Retype each record shown below, leaving every character as it is.

---------- Exercise inputs

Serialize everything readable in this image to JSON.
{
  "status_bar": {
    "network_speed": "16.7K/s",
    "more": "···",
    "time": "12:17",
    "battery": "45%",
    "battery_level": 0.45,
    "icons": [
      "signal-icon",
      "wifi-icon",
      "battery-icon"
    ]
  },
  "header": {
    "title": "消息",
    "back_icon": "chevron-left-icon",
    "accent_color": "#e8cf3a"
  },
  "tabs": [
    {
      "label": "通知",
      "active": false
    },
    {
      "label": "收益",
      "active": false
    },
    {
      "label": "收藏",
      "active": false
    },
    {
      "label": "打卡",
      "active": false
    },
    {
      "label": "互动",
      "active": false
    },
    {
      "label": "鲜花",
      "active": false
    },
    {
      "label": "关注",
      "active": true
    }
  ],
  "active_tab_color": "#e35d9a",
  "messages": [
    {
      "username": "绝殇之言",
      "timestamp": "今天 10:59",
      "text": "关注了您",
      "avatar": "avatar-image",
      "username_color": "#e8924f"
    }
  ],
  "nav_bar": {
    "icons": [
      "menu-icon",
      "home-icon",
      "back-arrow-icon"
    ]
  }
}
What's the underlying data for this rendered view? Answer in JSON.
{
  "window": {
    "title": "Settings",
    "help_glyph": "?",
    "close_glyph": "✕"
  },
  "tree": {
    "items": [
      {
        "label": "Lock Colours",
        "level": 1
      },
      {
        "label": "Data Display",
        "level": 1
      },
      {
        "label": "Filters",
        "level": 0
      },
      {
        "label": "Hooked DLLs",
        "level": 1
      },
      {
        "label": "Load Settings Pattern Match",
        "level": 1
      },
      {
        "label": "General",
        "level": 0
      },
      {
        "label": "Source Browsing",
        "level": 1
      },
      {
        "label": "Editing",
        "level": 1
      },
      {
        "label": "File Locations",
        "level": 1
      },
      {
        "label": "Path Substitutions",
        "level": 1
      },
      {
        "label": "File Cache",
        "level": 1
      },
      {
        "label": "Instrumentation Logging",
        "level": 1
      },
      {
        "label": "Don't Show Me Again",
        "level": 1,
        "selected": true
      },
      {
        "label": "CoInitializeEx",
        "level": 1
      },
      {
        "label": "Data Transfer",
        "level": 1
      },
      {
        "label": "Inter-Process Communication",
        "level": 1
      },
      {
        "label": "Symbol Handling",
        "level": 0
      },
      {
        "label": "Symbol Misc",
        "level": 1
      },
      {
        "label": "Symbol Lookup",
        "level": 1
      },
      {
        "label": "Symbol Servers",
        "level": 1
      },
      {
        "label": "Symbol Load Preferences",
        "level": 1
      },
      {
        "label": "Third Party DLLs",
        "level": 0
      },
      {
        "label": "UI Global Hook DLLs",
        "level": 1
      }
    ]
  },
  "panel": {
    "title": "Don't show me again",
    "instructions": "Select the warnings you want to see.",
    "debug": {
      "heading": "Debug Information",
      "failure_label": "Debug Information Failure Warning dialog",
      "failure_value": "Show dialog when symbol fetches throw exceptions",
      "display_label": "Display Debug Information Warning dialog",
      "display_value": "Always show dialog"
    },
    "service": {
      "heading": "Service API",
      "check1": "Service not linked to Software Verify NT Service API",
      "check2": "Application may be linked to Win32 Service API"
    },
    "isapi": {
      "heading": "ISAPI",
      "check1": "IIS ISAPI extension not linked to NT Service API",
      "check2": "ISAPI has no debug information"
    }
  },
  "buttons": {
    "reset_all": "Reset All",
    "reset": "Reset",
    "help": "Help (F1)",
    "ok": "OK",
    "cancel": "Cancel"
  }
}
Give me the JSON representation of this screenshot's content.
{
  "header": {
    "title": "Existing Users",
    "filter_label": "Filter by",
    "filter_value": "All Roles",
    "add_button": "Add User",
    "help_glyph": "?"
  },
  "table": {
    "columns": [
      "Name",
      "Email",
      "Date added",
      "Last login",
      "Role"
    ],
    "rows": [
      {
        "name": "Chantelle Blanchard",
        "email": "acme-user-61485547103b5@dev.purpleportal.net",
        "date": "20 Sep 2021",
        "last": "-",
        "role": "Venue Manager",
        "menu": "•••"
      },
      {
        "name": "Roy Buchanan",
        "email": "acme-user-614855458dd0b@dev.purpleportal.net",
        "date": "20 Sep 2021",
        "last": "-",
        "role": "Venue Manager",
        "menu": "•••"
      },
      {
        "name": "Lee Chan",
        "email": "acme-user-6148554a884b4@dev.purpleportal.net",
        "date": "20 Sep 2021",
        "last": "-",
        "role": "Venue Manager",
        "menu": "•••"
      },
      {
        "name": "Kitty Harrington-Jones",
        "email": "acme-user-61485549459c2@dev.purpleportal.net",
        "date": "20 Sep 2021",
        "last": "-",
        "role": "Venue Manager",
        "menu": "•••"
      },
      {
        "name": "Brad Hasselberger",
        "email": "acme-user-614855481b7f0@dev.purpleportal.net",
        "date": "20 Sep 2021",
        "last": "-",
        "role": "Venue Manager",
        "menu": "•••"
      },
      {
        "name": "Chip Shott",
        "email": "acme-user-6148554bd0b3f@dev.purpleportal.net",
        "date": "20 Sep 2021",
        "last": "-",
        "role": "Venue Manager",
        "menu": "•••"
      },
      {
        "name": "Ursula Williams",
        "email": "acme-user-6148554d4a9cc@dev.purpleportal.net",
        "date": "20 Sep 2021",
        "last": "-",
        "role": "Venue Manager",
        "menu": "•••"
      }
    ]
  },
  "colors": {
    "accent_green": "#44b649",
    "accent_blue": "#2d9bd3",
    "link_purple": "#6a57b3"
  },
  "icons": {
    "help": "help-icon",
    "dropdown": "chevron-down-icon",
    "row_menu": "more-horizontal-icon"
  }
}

--------------------

§ The output:
Serialize everything readable in this image to JSON.
{
  "status_bar": {
    "network_speed": "16.7K/s",
    "more": "···",
    "time": "12:17",
    "battery": "45%",
    "battery_level": 0.45,
    "icons": [
      "signal-icon",
      "wifi-icon",
      "battery-icon"
    ]
  },
  "header": {
    "title": "消息",
    "back_icon": "chevron-left-icon",
    "accent_color": "#e8cf3a"
  },
  "tabs": [
    {
      "label": "通知",
      "active": false
    },
    {
      "label": "收益",
      "active": false
    },
    {
      "label": "收藏",
      "active": false
    },
    {
      "label": "打卡",
      "active": false
    },
    {
      "label": "互动",
      "active": false
    },
    {
      "label": "鲜花",
      "active": false
    },
    {
      "label": "关注",
      "active": true
    }
  ],
  "active_tab_color": "#e35d9a",
  "messages": [
    {
      "username": "绝殇之言",
      "timestamp": "今天 10:59",
      "text": "关注了您",
      "avatar": "avatar-image",
      "username_color": "#e8924f"
    }
  ],
  "nav_bar": {
    "icons": [
      "menu-icon",
      "home-icon",
      "back-arrow-icon"
    ]
  }
}
What's the underlying data for this rendered view? Answer in JSON.
{
  "window": {
    "title": "Settings",
    "help_glyph": "?",
    "close_glyph": "✕"
  },
  "tree": {
    "items": [
      {
        "label": "Lock Colours",
        "level": 1
      },
      {
        "label": "Data Display",
        "level": 1
      },
      {
        "label": "Filters",
        "level": 0
      },
      {
        "label": "Hooked DLLs",
        "level": 1
      },
      {
        "label": "Load Settings Pattern Match",
        "level": 1
      },
      {
        "label": "General",
        "level": 0
      },
      {
        "label": "Source Browsing",
        "level": 1
      },
      {
        "label": "Editing",
        "level": 1
      },
      {
        "label": "File Locations",
        "level": 1
      },
      {
        "label": "Path Substitutions",
        "level": 1
      },
      {
        "label": "File Cache",
        "level": 1
      },
      {
        "label": "Instrumentation Logging",
        "level": 1
      },
      {
        "label": "Don't Show Me Again",
        "level": 1,
        "selected": true
      },
      {
        "label": "CoInitializeEx",
        "level": 1
      },
      {
        "label": "Data Transfer",
        "level": 1
      },
      {
        "label": "Inter-Process Communication",
        "level": 1
      },
      {
        "label": "Symbol Handling",
        "level": 0
      },
      {
        "label": "Symbol Misc",
        "level": 1
      },
      {
        "label": "Symbol Lookup",
        "level": 1
      },
      {
        "label": "Symbol Servers",
        "level": 1
      },
      {
        "label": "Symbol Load Preferences",
        "level": 1
      },
      {
        "label": "Third Party DLLs",
        "level": 0
      },
      {
        "label": "UI Global Hook DLLs",
        "level": 1
      }
    ]
  },
  "panel": {
    "title": "Don't show me again",
    "instructions": "Select the warnings you want to see.",
    "debug": {
      "heading": "Debug Information",
      "failure_label": "Debug Information Failure Warning dialog",
      "failure_value": "Show dialog when symbol fetches throw exceptions",
      "display_label": "Display Debug Information Warning dialog",
      "display_value": "Always show dialog"
    },
    "service": {
      "heading": "Service API",
      "check1": "Service not linked to Software Verify NT Service API",
      "check2": "Application may be linked to Win32 Service API"
    },
    "isapi": {
      "heading": "ISAPI",
      "check1": "IIS ISAPI extension not linked to NT Service API",
      "check2": "ISAPI has no debug information"
    }
  },
  "buttons": {
    "reset_all": "Reset All",
    "reset": "Reset",
    "help": "Help (F1)",
    "ok": "OK",
    "cancel": "Cancel"
  }
}
Give me the JSON representation of this screenshot's content.
{
  "header": {
    "title": "Existing Users",
    "filter_label": "Filter by",
    "filter_value": "All Roles",
    "add_button": "Add User",
    "help_glyph": "?"
  },
  "table": {
    "columns": [
      "Name",
      "Email",
      "Date added",
      "Last login",
      "Role"
    ],
    "rows": [
      {
        "name": "Chantelle Blanchard",
        "email": "acme-user-61485547103b5@dev.purpleportal.net",
        "date": "20 Sep 2021",
        "last": "-",
        "role": "Venue Manager",
        "menu": "•••"
      },
      {
        "name": "Roy Buchanan",
        "email": "acme-user-614855458dd0b@dev.purpleportal.net",
        "date": "20 Sep 2021",
        "last": "-",
        "role": "Venue Manager",
        "menu": "•••"
      },
      {
        "name": "Lee Chan",
        "email": "acme-user-6148554a884b4@dev.purpleportal.net",
        "date": "20 Sep 2021",
        "last": "-",
        "role": "Venue Manager",
        "menu": "•••"
      },
      {
        "name": "Kitty Harrington-Jones",
        "email": "acme-user-61485549459c2@dev.purpleportal.net",
        "date": "20 Sep 2021",
        "last": "-",
        "role": "Venue Manager",
        "menu": "•••"
      },
      {
        "name": "Brad Hasselberger",
        "email": "acme-user-614855481b7f0@dev.purpleportal.net",
        "date": "20 Sep 2021",
        "last": "-",
        "role": "Venue Manager",
        "menu": "•••"
      },
      {
        "name": "Chip Shott",
        "email": "acme-user-6148554bd0b3f@dev.purpleportal.net",
        "date": "20 Sep 2021",
        "last": "-",
        "role": "Venue Manager",
        "menu": "•••"
      },
      {
        "name": "Ursula Williams",
        "email": "acme-user-6148554d4a9cc@dev.purpleportal.net",
        "date": "20 Sep 2021",
        "last": "-",
        "role": "Venue Manager",
        "menu": "•••"
      }
    ]
  },
  "colors": {
    "accent_green": "#44b649",
    "accent_blue": "#2d9bd3",
    "link_purple": "#6a57b3"
  },
  "icons": {
    "help": "help-icon",
    "dropdown": "chevron-down-icon",
    "row_menu": "more-horizontal-icon"
  }
}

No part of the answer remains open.